**Challenge:** Tally the lines that contain the string "will" and state that total without comment.

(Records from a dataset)
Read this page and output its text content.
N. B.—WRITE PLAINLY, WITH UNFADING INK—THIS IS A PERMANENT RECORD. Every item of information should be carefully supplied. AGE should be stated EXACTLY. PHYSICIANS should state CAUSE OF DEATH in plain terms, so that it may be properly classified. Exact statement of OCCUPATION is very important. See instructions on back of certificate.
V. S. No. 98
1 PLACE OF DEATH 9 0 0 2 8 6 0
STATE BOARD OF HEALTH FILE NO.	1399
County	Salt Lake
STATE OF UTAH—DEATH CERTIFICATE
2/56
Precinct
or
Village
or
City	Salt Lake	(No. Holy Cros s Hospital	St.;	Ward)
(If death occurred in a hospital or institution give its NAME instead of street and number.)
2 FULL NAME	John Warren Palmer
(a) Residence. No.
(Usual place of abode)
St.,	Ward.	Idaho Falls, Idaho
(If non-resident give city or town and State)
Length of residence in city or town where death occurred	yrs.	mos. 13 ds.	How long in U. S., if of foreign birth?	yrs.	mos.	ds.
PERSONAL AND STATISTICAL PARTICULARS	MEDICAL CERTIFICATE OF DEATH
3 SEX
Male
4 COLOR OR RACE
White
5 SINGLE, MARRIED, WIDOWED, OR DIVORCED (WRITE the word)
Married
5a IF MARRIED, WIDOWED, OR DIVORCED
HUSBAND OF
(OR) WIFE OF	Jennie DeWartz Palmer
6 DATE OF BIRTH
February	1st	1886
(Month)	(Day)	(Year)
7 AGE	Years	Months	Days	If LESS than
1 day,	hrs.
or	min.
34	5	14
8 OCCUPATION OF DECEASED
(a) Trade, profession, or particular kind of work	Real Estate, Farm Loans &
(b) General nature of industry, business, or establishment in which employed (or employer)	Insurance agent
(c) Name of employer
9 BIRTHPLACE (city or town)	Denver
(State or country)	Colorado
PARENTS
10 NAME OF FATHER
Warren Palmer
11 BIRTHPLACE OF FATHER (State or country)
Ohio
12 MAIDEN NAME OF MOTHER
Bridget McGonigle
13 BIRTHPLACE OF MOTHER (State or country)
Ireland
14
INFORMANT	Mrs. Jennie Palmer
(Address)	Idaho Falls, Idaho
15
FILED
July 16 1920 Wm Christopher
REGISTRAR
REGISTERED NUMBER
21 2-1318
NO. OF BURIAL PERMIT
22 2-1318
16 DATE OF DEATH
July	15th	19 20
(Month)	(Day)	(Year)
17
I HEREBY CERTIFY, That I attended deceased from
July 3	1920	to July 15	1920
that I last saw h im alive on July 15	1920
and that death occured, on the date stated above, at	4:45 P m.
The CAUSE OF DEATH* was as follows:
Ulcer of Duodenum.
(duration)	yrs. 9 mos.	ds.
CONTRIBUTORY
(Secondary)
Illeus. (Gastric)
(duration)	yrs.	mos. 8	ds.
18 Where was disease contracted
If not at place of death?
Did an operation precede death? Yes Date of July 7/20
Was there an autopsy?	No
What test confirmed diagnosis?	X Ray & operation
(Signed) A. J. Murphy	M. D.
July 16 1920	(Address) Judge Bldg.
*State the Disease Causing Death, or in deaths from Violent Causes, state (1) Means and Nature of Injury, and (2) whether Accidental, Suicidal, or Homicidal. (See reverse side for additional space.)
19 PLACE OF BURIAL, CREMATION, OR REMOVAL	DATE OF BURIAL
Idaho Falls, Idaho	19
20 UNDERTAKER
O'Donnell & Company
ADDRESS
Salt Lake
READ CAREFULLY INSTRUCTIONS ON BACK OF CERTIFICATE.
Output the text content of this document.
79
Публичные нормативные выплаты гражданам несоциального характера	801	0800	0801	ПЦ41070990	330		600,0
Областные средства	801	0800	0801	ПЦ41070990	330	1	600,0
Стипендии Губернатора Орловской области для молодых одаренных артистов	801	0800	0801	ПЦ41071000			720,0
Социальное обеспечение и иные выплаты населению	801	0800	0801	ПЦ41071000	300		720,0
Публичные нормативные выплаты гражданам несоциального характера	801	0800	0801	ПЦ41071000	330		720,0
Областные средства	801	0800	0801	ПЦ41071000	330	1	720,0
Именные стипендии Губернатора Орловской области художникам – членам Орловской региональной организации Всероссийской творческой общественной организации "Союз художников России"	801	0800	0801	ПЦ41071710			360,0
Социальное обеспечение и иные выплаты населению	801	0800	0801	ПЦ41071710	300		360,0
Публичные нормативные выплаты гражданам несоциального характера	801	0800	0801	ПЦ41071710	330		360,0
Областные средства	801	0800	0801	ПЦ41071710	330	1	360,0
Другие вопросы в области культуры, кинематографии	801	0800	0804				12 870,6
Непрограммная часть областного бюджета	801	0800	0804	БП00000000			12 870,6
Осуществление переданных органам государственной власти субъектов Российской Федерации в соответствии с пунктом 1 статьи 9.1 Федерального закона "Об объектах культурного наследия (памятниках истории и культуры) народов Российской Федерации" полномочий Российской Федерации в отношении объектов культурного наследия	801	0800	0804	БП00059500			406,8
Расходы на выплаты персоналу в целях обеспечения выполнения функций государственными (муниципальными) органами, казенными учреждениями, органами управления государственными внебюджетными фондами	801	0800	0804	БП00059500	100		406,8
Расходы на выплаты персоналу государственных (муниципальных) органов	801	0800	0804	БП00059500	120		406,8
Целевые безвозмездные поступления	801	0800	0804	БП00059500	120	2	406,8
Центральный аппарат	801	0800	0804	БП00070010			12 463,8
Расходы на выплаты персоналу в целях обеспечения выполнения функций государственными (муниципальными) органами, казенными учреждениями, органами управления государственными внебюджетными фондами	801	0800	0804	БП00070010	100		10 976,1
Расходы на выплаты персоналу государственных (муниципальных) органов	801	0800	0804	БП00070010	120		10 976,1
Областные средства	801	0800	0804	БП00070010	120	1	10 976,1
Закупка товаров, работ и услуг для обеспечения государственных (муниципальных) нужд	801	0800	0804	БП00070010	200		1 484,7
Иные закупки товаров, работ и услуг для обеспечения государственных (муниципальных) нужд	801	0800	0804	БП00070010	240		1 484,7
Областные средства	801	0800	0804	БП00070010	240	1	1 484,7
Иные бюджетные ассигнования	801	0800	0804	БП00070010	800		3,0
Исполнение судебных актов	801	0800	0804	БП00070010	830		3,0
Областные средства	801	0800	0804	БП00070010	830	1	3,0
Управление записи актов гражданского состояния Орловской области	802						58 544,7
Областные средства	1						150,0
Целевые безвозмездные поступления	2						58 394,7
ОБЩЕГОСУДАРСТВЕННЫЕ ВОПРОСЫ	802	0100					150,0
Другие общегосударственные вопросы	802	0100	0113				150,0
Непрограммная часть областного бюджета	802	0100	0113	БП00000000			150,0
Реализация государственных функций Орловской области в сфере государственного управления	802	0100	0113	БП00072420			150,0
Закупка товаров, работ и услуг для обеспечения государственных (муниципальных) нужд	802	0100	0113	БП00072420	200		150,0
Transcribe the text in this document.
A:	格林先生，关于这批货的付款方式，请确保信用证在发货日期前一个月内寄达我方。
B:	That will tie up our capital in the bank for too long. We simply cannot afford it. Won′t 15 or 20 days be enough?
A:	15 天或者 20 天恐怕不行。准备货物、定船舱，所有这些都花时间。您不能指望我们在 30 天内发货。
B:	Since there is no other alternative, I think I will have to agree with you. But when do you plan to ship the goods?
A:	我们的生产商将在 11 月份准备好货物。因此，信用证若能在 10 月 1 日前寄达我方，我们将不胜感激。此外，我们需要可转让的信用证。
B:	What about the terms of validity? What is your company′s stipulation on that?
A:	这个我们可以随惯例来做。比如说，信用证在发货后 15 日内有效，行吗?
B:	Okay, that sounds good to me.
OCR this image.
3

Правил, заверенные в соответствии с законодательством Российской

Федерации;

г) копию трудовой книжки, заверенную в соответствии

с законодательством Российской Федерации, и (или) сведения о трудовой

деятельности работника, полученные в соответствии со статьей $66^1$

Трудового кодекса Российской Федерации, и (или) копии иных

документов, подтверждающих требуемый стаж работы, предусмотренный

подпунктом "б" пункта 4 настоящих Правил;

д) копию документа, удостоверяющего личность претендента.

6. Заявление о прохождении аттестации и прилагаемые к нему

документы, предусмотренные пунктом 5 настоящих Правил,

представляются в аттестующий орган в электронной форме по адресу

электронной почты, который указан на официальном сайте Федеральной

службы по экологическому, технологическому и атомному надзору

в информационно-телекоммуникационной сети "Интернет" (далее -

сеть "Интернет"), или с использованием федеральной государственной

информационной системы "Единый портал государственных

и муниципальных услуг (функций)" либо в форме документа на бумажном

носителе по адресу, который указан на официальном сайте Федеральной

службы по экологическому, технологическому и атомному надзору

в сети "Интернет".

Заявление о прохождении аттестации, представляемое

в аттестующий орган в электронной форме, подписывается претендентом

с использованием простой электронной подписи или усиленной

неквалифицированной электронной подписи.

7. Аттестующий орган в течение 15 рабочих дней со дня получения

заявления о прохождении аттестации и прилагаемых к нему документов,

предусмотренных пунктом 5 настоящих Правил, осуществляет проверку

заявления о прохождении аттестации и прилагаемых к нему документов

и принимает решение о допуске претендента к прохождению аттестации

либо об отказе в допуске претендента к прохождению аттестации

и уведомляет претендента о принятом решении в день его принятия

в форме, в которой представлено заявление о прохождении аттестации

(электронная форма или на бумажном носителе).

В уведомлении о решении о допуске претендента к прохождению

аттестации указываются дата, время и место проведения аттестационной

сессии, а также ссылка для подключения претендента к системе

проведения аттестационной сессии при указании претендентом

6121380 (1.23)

**Final result:** 2